## TASK
Review the lines that follow and copy each one that contains the word "image".

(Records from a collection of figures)

-*-*-

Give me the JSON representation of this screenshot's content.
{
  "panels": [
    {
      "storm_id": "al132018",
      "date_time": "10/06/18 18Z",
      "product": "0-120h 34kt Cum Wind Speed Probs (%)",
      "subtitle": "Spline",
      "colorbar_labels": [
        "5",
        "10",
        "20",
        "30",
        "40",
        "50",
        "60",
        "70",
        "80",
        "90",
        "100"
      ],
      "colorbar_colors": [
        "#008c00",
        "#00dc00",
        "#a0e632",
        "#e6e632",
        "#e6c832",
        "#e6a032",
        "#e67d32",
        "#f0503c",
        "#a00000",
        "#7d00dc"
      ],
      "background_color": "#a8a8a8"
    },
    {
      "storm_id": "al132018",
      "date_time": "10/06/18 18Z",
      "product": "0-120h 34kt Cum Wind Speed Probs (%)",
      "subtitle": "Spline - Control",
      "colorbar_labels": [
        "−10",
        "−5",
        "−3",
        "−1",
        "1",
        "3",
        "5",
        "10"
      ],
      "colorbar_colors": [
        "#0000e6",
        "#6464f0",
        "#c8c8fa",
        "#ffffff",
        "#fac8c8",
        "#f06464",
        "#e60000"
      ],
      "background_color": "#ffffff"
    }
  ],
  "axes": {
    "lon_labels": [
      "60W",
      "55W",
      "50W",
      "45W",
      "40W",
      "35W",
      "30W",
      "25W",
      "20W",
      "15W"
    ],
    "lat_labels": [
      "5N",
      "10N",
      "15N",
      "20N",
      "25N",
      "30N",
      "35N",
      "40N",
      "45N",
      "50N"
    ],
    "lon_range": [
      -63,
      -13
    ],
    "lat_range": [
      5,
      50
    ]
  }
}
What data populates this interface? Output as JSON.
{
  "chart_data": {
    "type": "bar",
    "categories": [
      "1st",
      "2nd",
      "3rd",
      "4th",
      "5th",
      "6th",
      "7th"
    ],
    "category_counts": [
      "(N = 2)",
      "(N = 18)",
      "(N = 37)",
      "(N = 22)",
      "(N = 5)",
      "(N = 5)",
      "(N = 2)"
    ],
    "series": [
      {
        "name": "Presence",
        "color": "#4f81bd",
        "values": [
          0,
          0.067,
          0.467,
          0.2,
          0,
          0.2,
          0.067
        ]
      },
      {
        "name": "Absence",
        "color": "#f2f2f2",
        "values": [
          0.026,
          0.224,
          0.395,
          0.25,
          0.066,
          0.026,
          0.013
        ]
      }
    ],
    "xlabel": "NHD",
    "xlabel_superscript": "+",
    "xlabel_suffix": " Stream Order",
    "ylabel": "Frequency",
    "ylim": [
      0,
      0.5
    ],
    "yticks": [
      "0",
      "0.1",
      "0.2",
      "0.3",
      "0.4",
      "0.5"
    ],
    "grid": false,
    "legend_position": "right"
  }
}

-*-*-

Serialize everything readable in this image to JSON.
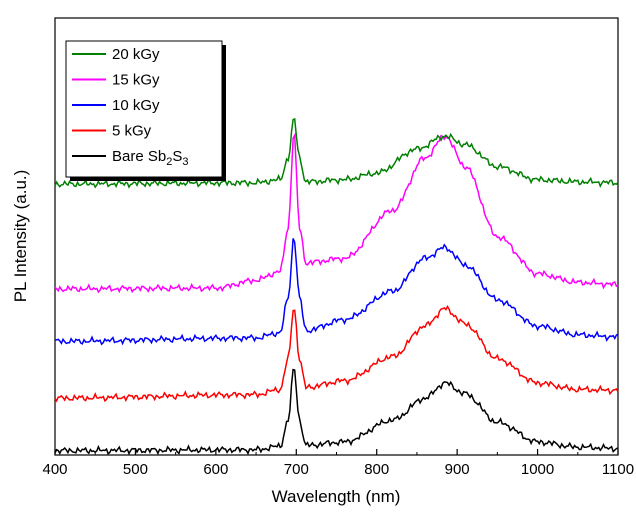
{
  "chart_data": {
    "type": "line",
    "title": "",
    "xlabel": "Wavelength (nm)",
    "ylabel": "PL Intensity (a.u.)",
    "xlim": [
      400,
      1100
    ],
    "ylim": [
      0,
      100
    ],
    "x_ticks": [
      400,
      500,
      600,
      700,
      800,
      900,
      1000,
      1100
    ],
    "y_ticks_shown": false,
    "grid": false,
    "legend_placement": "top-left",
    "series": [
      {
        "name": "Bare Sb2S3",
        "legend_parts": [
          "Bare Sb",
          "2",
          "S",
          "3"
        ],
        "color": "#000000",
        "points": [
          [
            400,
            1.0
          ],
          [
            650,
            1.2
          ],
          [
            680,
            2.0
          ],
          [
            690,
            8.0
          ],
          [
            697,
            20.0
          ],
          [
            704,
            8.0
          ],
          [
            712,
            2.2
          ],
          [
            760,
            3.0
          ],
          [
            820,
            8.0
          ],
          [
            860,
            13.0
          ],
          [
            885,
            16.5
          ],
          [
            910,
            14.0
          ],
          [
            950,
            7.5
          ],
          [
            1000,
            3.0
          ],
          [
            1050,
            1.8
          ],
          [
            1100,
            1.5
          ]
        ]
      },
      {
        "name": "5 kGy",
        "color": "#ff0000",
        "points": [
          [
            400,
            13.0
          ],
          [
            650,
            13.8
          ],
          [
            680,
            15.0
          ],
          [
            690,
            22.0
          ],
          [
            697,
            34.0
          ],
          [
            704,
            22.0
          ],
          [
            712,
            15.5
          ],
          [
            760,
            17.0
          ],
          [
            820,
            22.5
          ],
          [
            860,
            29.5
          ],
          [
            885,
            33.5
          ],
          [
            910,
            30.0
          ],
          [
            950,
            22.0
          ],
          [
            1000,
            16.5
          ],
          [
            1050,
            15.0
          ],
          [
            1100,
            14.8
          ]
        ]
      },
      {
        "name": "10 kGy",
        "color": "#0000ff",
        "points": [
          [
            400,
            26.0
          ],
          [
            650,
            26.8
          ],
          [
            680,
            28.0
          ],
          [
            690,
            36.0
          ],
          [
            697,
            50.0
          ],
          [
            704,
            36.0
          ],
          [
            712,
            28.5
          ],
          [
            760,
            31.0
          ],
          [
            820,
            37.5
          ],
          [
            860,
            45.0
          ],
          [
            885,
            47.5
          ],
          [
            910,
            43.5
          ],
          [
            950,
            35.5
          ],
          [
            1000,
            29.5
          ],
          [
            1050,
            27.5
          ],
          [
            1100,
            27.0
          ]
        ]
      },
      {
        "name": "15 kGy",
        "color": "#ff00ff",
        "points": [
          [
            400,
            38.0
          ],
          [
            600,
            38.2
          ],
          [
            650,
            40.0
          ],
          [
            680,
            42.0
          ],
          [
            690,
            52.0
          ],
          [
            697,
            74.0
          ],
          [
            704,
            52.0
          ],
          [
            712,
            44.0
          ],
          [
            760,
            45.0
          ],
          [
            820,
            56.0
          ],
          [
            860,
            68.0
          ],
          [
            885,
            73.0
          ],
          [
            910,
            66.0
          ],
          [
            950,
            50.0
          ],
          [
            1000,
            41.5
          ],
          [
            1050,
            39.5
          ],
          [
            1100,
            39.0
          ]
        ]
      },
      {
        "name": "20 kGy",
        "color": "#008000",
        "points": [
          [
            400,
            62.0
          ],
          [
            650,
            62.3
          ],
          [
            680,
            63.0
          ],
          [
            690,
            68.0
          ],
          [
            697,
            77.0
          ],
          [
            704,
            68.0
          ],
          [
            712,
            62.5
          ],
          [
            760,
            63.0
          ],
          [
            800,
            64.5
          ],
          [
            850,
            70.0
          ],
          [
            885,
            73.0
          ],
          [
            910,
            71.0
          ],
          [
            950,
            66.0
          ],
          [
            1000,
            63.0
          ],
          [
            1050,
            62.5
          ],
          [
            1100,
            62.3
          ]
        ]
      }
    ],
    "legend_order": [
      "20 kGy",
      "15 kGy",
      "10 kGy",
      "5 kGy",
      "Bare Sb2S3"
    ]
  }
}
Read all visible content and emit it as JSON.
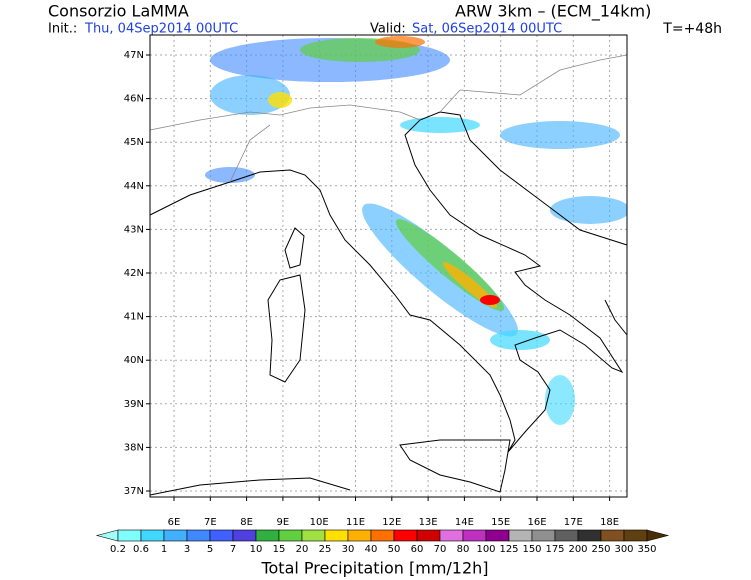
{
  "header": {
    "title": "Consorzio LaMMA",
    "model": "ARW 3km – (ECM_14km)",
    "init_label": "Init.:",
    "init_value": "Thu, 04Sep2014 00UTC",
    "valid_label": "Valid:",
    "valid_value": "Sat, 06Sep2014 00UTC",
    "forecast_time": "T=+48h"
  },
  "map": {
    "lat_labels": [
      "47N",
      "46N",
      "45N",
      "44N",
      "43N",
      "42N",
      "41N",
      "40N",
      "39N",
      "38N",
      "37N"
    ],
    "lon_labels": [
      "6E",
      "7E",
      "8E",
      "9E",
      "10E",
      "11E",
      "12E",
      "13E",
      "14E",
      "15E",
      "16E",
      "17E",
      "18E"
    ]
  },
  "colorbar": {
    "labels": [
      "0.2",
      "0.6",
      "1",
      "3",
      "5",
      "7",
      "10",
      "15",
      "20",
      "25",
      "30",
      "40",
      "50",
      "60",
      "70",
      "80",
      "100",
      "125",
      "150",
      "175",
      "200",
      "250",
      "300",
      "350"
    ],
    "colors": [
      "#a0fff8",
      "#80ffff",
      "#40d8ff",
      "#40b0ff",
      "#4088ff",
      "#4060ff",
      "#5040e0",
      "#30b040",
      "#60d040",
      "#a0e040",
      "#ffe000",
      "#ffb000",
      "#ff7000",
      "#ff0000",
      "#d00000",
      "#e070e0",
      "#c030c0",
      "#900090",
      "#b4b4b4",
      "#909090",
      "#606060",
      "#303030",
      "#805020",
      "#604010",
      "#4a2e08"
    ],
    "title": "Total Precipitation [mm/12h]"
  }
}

-*-*-

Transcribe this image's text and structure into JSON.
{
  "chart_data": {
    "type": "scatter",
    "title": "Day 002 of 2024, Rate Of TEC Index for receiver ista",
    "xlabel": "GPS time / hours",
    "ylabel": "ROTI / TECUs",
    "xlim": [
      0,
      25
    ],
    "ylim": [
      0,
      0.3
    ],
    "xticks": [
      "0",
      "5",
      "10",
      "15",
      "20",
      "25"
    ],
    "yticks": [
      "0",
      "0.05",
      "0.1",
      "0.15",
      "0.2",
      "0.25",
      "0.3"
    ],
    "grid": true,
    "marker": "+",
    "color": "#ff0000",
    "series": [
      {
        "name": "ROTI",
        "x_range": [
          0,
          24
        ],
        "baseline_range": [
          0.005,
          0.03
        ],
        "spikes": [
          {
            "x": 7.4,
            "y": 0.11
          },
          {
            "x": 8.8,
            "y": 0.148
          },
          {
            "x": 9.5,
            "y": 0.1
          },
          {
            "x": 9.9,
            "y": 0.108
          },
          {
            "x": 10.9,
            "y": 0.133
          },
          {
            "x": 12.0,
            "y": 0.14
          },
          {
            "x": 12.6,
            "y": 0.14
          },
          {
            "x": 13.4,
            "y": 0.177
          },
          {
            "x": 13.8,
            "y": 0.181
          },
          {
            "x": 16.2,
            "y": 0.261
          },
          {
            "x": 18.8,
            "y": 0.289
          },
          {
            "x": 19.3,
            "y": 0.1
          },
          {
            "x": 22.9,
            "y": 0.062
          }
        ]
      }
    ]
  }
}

-*-*-

## ANSWER TO THE PROBLEM
Serialize everything readable in this image to JSON.
Transcribe this image's text and structure into JSON.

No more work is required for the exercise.